### Short task
Reproduce the records below exactly as they appear, omitting any pictures they contain.

### Task data
begin

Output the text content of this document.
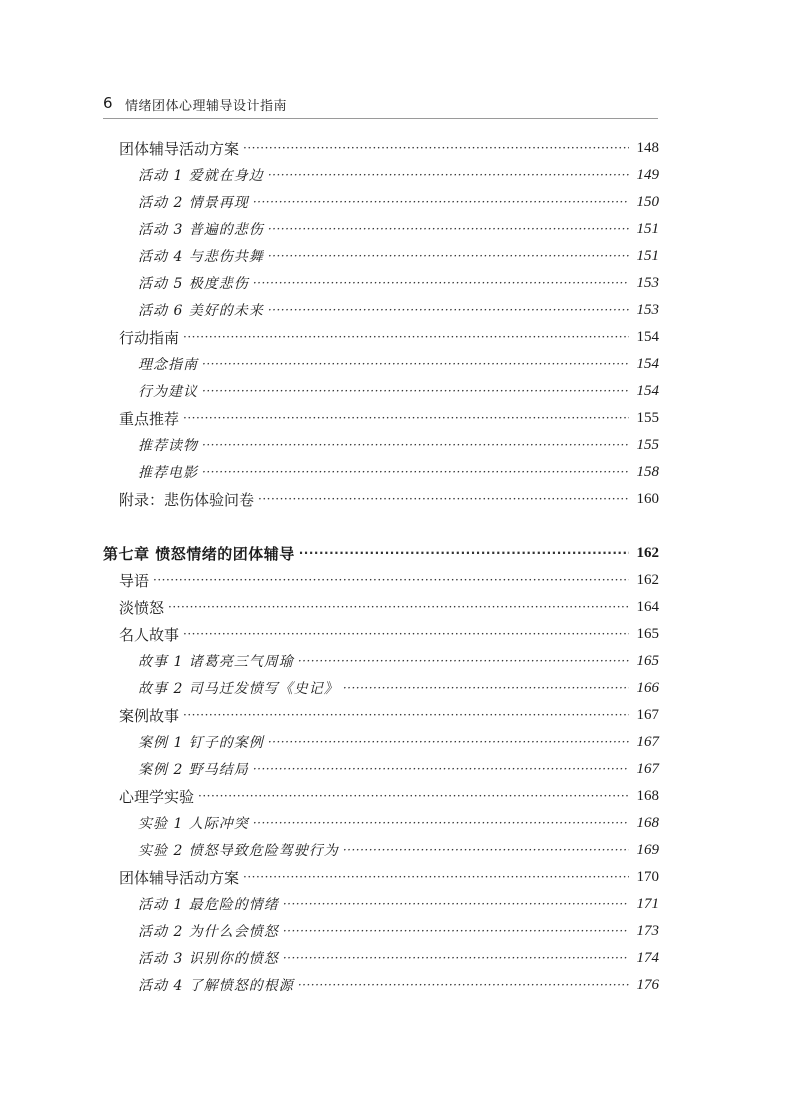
6 情绪团体心理辅导设计指南
团体辅导活动方案 ·····	148
活动 1 爱就在身边 ·····	149
活动 2 情景再现 ·····	150
活动 3 普遍的悲伤 ·····	151
活动 4 与悲伤共舞 ·····	151
活动 5 极度悲伤 ·····	153
活动 6 美好的未来 ·····	153
行动指南 ·····	154
理念指南 ·····	154
行为建议 ·····	154
重点推荐 ·····	155
推荐读物 ·····	155
推荐电影 ·····	158
附录：悲伤体验问卷 ·····	160
第七章 愤怒情绪的团体辅导 ·····	162
导语 ·····	162
淡愤怒 ·····	164
名人故事 ·····	165
故事 1 诸葛亮三气周瑜 ·····	165
故事 2 司马迁发愤写《史记》 ·····	166
案例故事 ·····	167
案例 1 钉子的案例 ·····	167
案例 2 野马结局 ·····	167
心理学实验 ·····	168
实验 1 人际冲突 ·····	168
实验 2 愤怒导致危险驾驶行为 ·····	169
团体辅导活动方案 ·····	170
活动 1 最危险的情绪 ·····	171
活动 2 为什么会愤怒 ·····	173
活动 3 识别你的愤怒 ·····	174
活动 4 了解愤怒的根源 ·····	176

end

### Final result
Output the text content of this document.
6 情绪团体心理辅导设计指南
团体辅导活动方案 ·····	148
活动 1 爱就在身边 ·····	149
活动 2 情景再现 ·····	150
活动 3 普遍的悲伤 ·····	151
活动 4 与悲伤共舞 ·····	151
活动 5 极度悲伤 ·····	153
活动 6 美好的未来 ·····	153
行动指南 ·····	154
理念指南 ·····	154
行为建议 ·····	154
重点推荐 ·····	155
推荐读物 ·····	155
推荐电影 ·····	158
附录：悲伤体验问卷 ·····	160
第七章 愤怒情绪的团体辅导 ·····	162
导语 ·····	162
淡愤怒 ·····	164
名人故事 ·····	165
故事 1 诸葛亮三气周瑜 ·····	165
故事 2 司马迁发愤写《史记》 ·····	166
案例故事 ·····	167
案例 1 钉子的案例 ·····	167
案例 2 野马结局 ·····	167
心理学实验 ·····	168
实验 1 人际冲突 ·····	168
实验 2 愤怒导致危险驾驶行为 ·····	169
团体辅导活动方案 ·····	170
活动 1 最危险的情绪 ·····	171
活动 2 为什么会愤怒 ·····	173
活动 3 识别你的愤怒 ·····	174
活动 4 了解愤怒的根源 ·····	176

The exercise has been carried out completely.